[Dataset excerpts start]

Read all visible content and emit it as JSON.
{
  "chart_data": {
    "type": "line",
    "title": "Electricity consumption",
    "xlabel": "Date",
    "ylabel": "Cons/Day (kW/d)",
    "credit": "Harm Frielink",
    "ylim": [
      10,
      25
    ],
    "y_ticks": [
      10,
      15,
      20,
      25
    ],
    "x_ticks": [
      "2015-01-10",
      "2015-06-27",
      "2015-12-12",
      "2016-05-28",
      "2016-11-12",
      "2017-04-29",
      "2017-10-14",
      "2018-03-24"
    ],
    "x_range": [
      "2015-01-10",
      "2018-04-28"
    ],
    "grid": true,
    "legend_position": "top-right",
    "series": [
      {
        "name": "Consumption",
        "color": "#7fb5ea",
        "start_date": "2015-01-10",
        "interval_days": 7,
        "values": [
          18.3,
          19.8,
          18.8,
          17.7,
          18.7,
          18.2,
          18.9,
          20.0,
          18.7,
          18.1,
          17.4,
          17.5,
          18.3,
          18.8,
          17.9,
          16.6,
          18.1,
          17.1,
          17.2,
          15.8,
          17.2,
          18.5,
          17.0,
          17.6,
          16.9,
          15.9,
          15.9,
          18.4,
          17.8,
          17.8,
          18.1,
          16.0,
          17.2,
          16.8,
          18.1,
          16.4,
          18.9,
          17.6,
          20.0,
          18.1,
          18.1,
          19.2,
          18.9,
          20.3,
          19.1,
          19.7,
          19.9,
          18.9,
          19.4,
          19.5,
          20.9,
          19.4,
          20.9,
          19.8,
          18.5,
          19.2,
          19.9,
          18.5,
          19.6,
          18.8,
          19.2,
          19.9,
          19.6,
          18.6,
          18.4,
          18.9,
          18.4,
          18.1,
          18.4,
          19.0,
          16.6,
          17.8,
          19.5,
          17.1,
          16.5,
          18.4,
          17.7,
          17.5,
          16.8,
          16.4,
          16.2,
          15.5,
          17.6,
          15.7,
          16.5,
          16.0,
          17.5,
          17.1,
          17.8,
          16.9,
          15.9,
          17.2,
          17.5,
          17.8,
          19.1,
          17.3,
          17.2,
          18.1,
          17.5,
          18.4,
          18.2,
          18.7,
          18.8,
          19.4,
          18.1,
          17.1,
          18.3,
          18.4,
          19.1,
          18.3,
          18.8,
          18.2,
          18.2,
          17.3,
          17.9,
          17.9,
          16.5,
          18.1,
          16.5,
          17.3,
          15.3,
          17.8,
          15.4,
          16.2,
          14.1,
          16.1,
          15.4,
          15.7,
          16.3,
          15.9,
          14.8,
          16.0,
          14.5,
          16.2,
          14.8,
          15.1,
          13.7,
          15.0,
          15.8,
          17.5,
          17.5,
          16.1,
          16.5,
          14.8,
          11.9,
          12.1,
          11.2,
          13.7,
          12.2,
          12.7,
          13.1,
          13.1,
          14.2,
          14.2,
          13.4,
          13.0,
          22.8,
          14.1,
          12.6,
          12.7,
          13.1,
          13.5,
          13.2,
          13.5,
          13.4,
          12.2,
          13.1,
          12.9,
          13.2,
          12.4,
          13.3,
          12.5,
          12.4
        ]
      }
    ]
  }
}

[Dataset excerpts end]
[Dataset excerpts start]

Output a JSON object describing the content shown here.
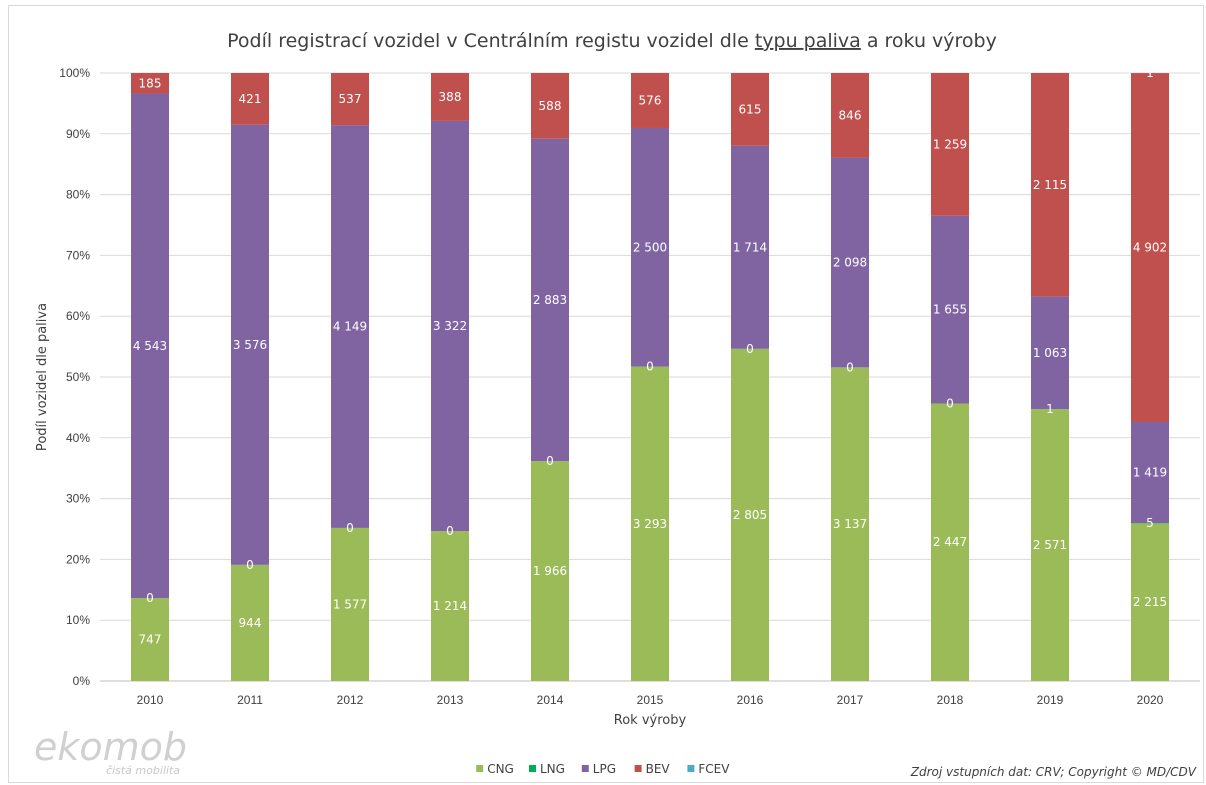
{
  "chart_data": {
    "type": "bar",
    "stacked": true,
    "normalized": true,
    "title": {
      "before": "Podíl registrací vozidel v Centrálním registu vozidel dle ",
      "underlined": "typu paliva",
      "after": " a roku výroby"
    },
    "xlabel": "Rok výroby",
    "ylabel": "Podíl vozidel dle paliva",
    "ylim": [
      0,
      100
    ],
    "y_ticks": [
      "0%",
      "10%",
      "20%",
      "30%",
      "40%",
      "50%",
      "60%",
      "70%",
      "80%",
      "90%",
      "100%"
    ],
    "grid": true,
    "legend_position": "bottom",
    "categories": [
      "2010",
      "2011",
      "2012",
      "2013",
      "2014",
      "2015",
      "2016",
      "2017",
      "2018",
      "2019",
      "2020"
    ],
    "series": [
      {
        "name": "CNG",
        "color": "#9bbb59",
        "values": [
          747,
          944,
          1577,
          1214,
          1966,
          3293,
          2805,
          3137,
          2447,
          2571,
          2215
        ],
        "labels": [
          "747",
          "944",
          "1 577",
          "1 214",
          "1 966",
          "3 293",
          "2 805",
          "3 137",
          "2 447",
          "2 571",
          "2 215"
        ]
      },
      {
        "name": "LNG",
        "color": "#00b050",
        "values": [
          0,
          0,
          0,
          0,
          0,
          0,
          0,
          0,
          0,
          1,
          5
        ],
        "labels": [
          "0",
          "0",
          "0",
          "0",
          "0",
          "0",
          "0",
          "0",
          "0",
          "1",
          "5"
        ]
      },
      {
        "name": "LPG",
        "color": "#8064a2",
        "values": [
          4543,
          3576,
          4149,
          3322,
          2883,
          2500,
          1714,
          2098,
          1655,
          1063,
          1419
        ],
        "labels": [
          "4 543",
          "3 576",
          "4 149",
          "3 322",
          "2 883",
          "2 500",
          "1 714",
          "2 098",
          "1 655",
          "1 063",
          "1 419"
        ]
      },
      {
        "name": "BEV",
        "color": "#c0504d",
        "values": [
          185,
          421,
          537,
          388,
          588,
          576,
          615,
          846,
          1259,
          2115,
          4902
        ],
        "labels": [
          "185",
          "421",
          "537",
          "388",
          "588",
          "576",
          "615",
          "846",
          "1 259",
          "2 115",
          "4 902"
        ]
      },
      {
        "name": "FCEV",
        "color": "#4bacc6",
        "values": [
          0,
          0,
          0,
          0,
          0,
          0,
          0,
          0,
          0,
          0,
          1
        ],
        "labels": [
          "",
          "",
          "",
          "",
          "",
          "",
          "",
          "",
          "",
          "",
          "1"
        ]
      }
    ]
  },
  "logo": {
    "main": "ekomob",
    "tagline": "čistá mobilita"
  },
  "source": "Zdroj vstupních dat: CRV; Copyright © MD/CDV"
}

[Dataset excerpts end]

Identify all lines where the word "name" shows up. Copy them.

        "name": "Consumption",
        "name": "CNG",
        "name": "LNG",
        "name": "LPG",
        "name": "BEV",
        "name": "FCEV",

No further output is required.